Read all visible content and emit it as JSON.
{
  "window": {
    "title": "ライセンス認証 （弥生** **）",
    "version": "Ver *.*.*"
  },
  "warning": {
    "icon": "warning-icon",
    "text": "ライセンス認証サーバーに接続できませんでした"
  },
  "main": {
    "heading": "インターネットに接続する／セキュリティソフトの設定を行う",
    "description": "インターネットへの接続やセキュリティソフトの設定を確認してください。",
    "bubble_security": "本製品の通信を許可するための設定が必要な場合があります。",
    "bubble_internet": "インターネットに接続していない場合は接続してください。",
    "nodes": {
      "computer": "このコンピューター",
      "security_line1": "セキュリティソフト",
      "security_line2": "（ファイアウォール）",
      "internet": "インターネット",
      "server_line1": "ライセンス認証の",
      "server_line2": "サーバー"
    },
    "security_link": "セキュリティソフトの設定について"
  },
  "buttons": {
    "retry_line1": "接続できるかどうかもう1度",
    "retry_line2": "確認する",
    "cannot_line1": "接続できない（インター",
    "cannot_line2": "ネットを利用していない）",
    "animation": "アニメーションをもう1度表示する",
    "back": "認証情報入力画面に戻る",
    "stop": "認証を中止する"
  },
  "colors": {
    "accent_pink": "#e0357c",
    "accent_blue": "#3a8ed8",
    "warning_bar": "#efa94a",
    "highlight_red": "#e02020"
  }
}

____________________

Word for word, write out all of the data above.

Read all visible content and emit it as JSON.
{
  "window": {
    "title": "ライセンス認証 （弥生** **）",
    "version": "Ver *.*.*"
  },
  "warning": {
    "icon": "warning-icon",
    "text": "ライセンス認証サーバーに接続できませんでした"
  },
  "main": {
    "heading": "インターネットに接続する／セキュリティソフトの設定を行う",
    "description": "インターネットへの接続やセキュリティソフトの設定を確認してください。",
    "bubble_security": "本製品の通信を許可するための設定が必要な場合があります。",
    "bubble_internet": "インターネットに接続していない場合は接続してください。",
    "nodes": {
      "computer": "このコンピューター",
      "security_line1": "セキュリティソフト",
      "security_line2": "（ファイアウォール）",
      "internet": "インターネット",
      "server_line1": "ライセンス認証の",
      "server_line2": "サーバー"
    },
    "security_link": "セキュリティソフトの設定について"
  },
  "buttons": {
    "retry_line1": "接続できるかどうかもう1度",
    "retry_line2": "確認する",
    "cannot_line1": "接続できない（インター",
    "cannot_line2": "ネットを利用していない）",
    "animation": "アニメーションをもう1度表示する",
    "back": "認証情報入力画面に戻る",
    "stop": "認証を中止する"
  },
  "colors": {
    "accent_pink": "#e0357c",
    "accent_blue": "#3a8ed8",
    "warning_bar": "#efa94a",
    "highlight_red": "#e02020"
  }
}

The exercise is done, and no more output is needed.